Write each line of the material below as one string in a JSON list, skipping blank lines and leaving out the pictures.

===== Given data =====

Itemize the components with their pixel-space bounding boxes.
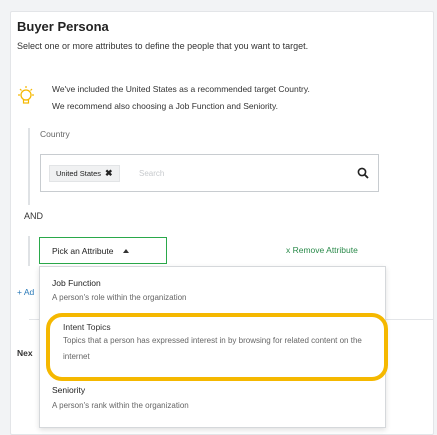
and-operator-label: AND (24, 211, 44, 221)
search-icon[interactable] (357, 167, 369, 179)
tip-text-line-1: We've included the United States as a re… (52, 84, 310, 94)
tip-text-line-2: We recommend also choosing a Job Functio… (52, 101, 279, 111)
group-rule (28, 128, 30, 205)
dropdown-item-title: Intent Topics (63, 322, 111, 332)
country-chip-label: United States (56, 169, 102, 178)
dropdown-item-intent-topics[interactable]: Intent Topics Topics that a person has e… (63, 322, 373, 365)
country-chip: United States ✖ (49, 165, 120, 182)
page-title: Buyer Persona (17, 19, 109, 34)
dropdown-item-description: A person's role within the organization (52, 293, 187, 302)
country-search-input[interactable] (139, 165, 339, 182)
caret-up-icon (123, 248, 130, 253)
dropdown-item-seniority[interactable]: Seniority A person's rank within the org… (52, 385, 375, 413)
dropdown-item-job-function[interactable]: Job Function A person's role within the … (52, 278, 375, 305)
lightbulb-icon (18, 86, 34, 104)
dropdown-item-description: A person's rank within the organization (52, 401, 189, 410)
chip-remove-icon[interactable]: ✖ (105, 168, 113, 179)
next-section-label: Nex (17, 348, 33, 358)
dropdown-item-description: Topics that a person has expressed inter… (63, 336, 362, 361)
group-rule (28, 236, 30, 266)
pick-attribute-button[interactable]: Pick an Attribute (39, 237, 167, 264)
pick-attribute-label: Pick an Attribute (52, 245, 114, 256)
dropdown-item-title: Job Function (52, 278, 101, 288)
country-select[interactable]: United States ✖ (40, 154, 379, 192)
page-subtitle: Select one or more attributes to define … (17, 41, 309, 51)
dropdown-item-title: Seniority (52, 385, 86, 395)
country-label: Country (40, 129, 70, 139)
remove-attribute-link[interactable]: x Remove Attribute (286, 245, 358, 255)
add-attribute-link[interactable]: + Ad (17, 287, 40, 297)
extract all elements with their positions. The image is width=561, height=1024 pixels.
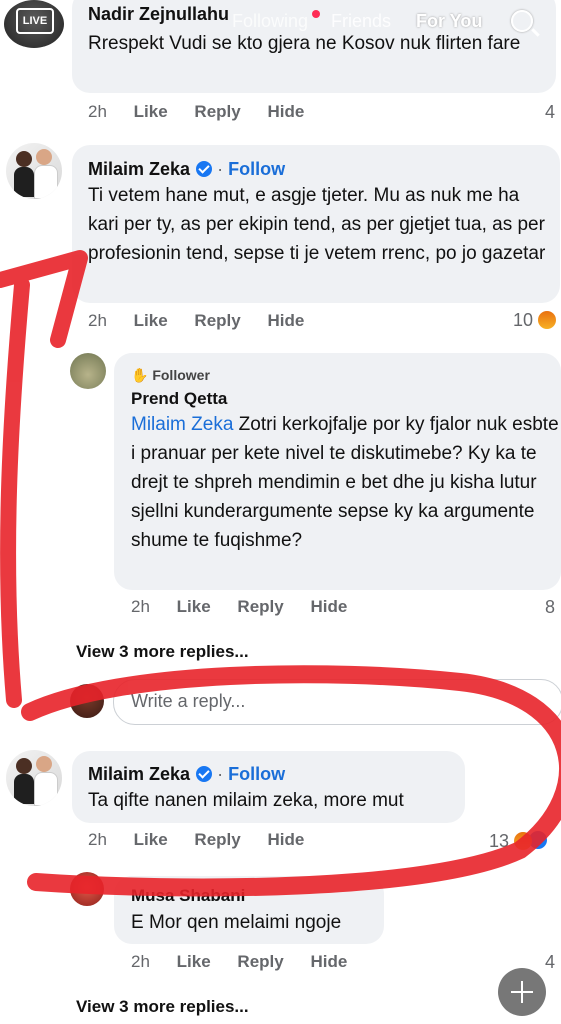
- red-arrow-shaft: [0, 277, 30, 708]
- collapse-button[interactable]: [498, 968, 546, 1016]
- collapse-icon: [511, 981, 533, 1003]
- red-ellipse-stroke: [21, 665, 561, 897]
- red-marker-annotation: [0, 250, 561, 897]
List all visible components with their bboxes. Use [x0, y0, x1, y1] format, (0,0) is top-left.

=====

▶ Output of the exercise:
[
  "Itemize the components with their pixel-space bounding boxes.",
  "and-operator-label: AND (24, 211, 44, 221)",
  "search-icon[interactable] (357, 167, 369, 179)",
  "tip-text-line-1: We've included the United States as a re… (52, 84, 310, 94)",
  "tip-text-line-2: We recommend also choosing a Job Functio… (52, 101, 279, 111)",
  "group-rule (28, 128, 30, 205)",
  "dropdown-item-title: Intent Topics (63, 322, 111, 332)",
  "country-chip-label: United States (56, 169, 102, 178)",
  "dropdown-item-intent-topics[interactable]: Intent Topics Topics that a person has e… (63, 322, 373, 365)",
  "country-chip: United States ✖ (49, 165, 120, 182)",
  "page-title: Buyer Persona (17, 19, 109, 34)",
  "dropdown-item-description: A person's role within the organization (52, 293, 187, 302)",
  "country-search-input[interactable] (139, 165, 339, 182)",
  "caret-up-icon (123, 248, 130, 253)",
  "dropdown-item-seniority[interactable]: Seniority A person's rank within the org… (52, 385, 375, 413)",
  "dropdown-item-job-function[interactable]: Job Function A person's role within the … (52, 278, 375, 305)",
  "lightbulb-icon (18, 86, 34, 104)",
  "dropdown-item-description: A person's rank within the organization (52, 401, 189, 410)",
  "chip-remove-icon[interactable]: ✖ (105, 168, 113, 179)",
  "next-section-label: Nex (17, 348, 33, 358)",
  "dropdown-item-description: Topics that a person has expressed inter… (63, 336, 362, 361)",
  "group-rule (28, 236, 30, 266)",
  "pick-attribute-button[interactable]: Pick an Attribute (39, 237, 167, 264)",
  "pick-attribute-label: Pick an Attribute (52, 245, 114, 256)",
  "dropdown-item-title: Job Function (52, 278, 101, 288)",
  "country-select[interactable]: United States ✖ (40, 154, 379, 192)",
  "page-subtitle: Select one or more attributes to define … (17, 41, 309, 51)",
  "dropdown-item-title: Seniority (52, 385, 86, 395)",
  "country-label: Country (40, 129, 70, 139)",
  "remove-attribute-link[interactable]: x Remove Attribute (286, 245, 358, 255)",
  "add-attribute-link[interactable]: + Ad (17, 287, 40, 297)",
  "extract all elements with their positions. The image is width=561, height=1024 pixels.",
  "- red-arrow-shaft: [0, 277, 30, 708]",
  "- collapse-button[interactable]: [498, 968, 546, 1016]",
  "- collapse-icon: [511, 981, 533, 1003]",
  "- red-ellipse-stroke: [21, 665, 561, 897]",
  "- red-marker-annotation: [0, 250, 561, 897]",
  "List all visible components with their bboxes. Use [x0, y0, x1, y1] format, (0,0) is top-left."
]